### Directions
Restate the entries word for word, omitting nothing.

### Collected data entries
• • • •

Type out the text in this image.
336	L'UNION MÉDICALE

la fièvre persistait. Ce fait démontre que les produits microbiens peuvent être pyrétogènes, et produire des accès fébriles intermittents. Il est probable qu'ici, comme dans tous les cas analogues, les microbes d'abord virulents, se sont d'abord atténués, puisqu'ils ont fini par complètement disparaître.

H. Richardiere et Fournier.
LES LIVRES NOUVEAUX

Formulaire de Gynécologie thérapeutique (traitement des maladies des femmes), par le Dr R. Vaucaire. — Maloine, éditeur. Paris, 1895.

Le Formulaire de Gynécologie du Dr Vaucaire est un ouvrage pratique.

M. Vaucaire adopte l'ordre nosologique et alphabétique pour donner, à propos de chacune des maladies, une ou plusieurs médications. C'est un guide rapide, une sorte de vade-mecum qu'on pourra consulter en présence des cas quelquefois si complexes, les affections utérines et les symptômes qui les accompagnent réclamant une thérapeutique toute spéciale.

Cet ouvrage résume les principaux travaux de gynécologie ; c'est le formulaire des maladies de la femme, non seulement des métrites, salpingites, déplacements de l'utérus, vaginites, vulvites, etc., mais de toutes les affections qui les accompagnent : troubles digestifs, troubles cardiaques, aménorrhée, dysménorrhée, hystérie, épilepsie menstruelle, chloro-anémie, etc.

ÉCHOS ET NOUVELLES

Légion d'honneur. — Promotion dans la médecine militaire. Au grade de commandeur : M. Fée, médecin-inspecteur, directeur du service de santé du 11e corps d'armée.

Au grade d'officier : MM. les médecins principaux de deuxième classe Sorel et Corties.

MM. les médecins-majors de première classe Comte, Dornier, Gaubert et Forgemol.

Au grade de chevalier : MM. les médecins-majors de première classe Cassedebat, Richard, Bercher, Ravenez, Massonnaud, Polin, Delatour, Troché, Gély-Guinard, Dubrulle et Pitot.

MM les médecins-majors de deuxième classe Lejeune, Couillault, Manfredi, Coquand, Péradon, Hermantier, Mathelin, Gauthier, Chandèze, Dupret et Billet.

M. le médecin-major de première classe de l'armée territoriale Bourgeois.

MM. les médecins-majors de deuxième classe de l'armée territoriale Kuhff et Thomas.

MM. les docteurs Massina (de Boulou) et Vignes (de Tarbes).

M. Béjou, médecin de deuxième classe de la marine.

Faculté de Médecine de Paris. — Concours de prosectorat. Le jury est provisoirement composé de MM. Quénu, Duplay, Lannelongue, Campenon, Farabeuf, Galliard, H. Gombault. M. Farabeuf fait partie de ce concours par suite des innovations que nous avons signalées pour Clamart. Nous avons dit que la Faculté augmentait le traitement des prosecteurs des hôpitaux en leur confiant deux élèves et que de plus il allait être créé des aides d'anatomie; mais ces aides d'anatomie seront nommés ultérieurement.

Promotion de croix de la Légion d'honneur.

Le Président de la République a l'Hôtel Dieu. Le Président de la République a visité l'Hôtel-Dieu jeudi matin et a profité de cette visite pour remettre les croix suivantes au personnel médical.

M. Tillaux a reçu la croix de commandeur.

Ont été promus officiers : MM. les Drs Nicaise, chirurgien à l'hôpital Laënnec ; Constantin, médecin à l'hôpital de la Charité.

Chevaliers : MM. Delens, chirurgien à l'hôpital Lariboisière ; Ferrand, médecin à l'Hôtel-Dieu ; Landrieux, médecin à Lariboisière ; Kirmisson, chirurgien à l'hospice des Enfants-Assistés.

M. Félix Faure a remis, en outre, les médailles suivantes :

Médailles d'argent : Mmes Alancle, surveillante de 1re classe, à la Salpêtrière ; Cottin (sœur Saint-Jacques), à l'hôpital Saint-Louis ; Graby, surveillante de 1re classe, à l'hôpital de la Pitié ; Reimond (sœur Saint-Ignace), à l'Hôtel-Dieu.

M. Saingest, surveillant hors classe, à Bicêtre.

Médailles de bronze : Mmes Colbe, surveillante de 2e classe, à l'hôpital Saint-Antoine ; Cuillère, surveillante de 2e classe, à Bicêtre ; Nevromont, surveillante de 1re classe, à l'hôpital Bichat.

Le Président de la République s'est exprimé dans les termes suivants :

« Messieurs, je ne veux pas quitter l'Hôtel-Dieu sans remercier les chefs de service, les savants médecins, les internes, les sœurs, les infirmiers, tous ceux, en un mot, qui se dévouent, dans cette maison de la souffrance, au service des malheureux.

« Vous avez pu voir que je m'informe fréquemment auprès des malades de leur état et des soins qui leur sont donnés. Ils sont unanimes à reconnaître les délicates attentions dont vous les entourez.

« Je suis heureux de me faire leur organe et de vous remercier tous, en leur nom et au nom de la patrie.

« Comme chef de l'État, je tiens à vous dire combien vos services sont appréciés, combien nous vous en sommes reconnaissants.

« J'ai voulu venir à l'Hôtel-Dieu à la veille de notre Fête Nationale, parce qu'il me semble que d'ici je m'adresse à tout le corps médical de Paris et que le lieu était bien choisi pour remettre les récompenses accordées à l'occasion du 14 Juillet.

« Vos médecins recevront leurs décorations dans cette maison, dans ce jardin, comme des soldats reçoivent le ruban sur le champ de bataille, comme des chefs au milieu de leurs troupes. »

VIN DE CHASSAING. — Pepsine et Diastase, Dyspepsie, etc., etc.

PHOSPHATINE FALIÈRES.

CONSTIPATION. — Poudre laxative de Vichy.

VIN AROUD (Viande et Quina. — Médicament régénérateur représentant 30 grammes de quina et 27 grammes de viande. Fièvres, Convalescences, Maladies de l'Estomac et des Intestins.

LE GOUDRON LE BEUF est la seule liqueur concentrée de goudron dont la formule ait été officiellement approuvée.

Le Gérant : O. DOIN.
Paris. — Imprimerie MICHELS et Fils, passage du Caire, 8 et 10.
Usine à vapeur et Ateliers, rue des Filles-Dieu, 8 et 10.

• • • •

### The result
Type out the text in this image.
336	L'UNION MÉDICALE

la fièvre persistait. Ce fait démontre que les produits microbiens peuvent être pyrétogènes, et produire des accès fébriles intermittents. Il est probable qu'ici, comme dans tous les cas analogues, les microbes d'abord virulents, se sont d'abord atténués, puisqu'ils ont fini par complètement disparaître.

H. Richardiere et Fournier.
LES LIVRES NOUVEAUX

Formulaire de Gynécologie thérapeutique (traitement des maladies des femmes), par le Dr R. Vaucaire. — Maloine, éditeur. Paris, 1895.

Le Formulaire de Gynécologie du Dr Vaucaire est un ouvrage pratique.

M. Vaucaire adopte l'ordre nosologique et alphabétique pour donner, à propos de chacune des maladies, une ou plusieurs médications. C'est un guide rapide, une sorte de vade-mecum qu'on pourra consulter en présence des cas quelquefois si complexes, les affections utérines et les symptômes qui les accompagnent réclamant une thérapeutique toute spéciale.

Cet ouvrage résume les principaux travaux de gynécologie ; c'est le formulaire des maladies de la femme, non seulement des métrites, salpingites, déplacements de l'utérus, vaginites, vulvites, etc., mais de toutes les affections qui les accompagnent : troubles digestifs, troubles cardiaques, aménorrhée, dysménorrhée, hystérie, épilepsie menstruelle, chloro-anémie, etc.

ÉCHOS ET NOUVELLES

Légion d'honneur. — Promotion dans la médecine militaire. Au grade de commandeur : M. Fée, médecin-inspecteur, directeur du service de santé du 11e corps d'armée.

Au grade d'officier : MM. les médecins principaux de deuxième classe Sorel et Corties.

MM. les médecins-majors de première classe Comte, Dornier, Gaubert et Forgemol.

Au grade de chevalier : MM. les médecins-majors de première classe Cassedebat, Richard, Bercher, Ravenez, Massonnaud, Polin, Delatour, Troché, Gély-Guinard, Dubrulle et Pitot.

MM les médecins-majors de deuxième classe Lejeune, Couillault, Manfredi, Coquand, Péradon, Hermantier, Mathelin, Gauthier, Chandèze, Dupret et Billet.

M. le médecin-major de première classe de l'armée territoriale Bourgeois.

MM. les médecins-majors de deuxième classe de l'armée territoriale Kuhff et Thomas.

MM. les docteurs Massina (de Boulou) et Vignes (de Tarbes).

M. Béjou, médecin de deuxième classe de la marine.

Faculté de Médecine de Paris. — Concours de prosectorat. Le jury est provisoirement composé de MM. Quénu, Duplay, Lannelongue, Campenon, Farabeuf, Galliard, H. Gombault. M. Farabeuf fait partie de ce concours par suite des innovations que nous avons signalées pour Clamart. Nous avons dit que la Faculté augmentait le traitement des prosecteurs des hôpitaux en leur confiant deux élèves et que de plus il allait être créé des aides d'anatomie; mais ces aides d'anatomie seront nommés ultérieurement.

Promotion de croix de la Légion d'honneur.

Le Président de la République a l'Hôtel Dieu. Le Président de la République a visité l'Hôtel-Dieu jeudi matin et a profité de cette visite pour remettre les croix suivantes au personnel médical.

M. Tillaux a reçu la croix de commandeur.

Ont été promus officiers : MM. les Drs Nicaise, chirurgien à l'hôpital Laënnec ; Constantin, médecin à l'hôpital de la Charité.

Chevaliers : MM. Delens, chirurgien à l'hôpital Lariboisière ; Ferrand, médecin à l'Hôtel-Dieu ; Landrieux, médecin à Lariboisière ; Kirmisson, chirurgien à l'hospice des Enfants-Assistés.

M. Félix Faure a remis, en outre, les médailles suivantes :

Médailles d'argent : Mmes Alancle, surveillante de 1re classe, à la Salpêtrière ; Cottin (sœur Saint-Jacques), à l'hôpital Saint-Louis ; Graby, surveillante de 1re classe, à l'hôpital de la Pitié ; Reimond (sœur Saint-Ignace), à l'Hôtel-Dieu.

M. Saingest, surveillant hors classe, à Bicêtre.

Médailles de bronze : Mmes Colbe, surveillante de 2e classe, à l'hôpital Saint-Antoine ; Cuillère, surveillante de 2e classe, à Bicêtre ; Nevromont, surveillante de 1re classe, à l'hôpital Bichat.

Le Président de la République s'est exprimé dans les termes suivants :

« Messieurs, je ne veux pas quitter l'Hôtel-Dieu sans remercier les chefs de service, les savants médecins, les internes, les sœurs, les infirmiers, tous ceux, en un mot, qui se dévouent, dans cette maison de la souffrance, au service des malheureux.

« Vous avez pu voir que je m'informe fréquemment auprès des malades de leur état et des soins qui leur sont donnés. Ils sont unanimes à reconnaître les délicates attentions dont vous les entourez.

« Je suis heureux de me faire leur organe et de vous remercier tous, en leur nom et au nom de la patrie.

« Comme chef de l'État, je tiens à vous dire combien vos services sont appréciés, combien nous vous en sommes reconnaissants.

« J'ai voulu venir à l'Hôtel-Dieu à la veille de notre Fête Nationale, parce qu'il me semble que d'ici je m'adresse à tout le corps médical de Paris et que le lieu était bien choisi pour remettre les récompenses accordées à l'occasion du 14 Juillet.

« Vos médecins recevront leurs décorations dans cette maison, dans ce jardin, comme des soldats reçoivent le ruban sur le champ de bataille, comme des chefs au milieu de leurs troupes. »

VIN DE CHASSAING. — Pepsine et Diastase, Dyspepsie, etc., etc.

PHOSPHATINE FALIÈRES.

CONSTIPATION. — Poudre laxative de Vichy.

VIN AROUD (Viande et Quina. — Médicament régénérateur représentant 30 grammes de quina et 27 grammes de viande. Fièvres, Convalescences, Maladies de l'Estomac et des Intestins.

LE GOUDRON LE BEUF est la seule liqueur concentrée de goudron dont la formule ait été officiellement approuvée.

Le Gérant : O. DOIN.
Paris. — Imprimerie MICHELS et Fils, passage du Caire, 8 et 10.
Usine à vapeur et Ateliers, rue des Filles-Dieu, 8 et 10.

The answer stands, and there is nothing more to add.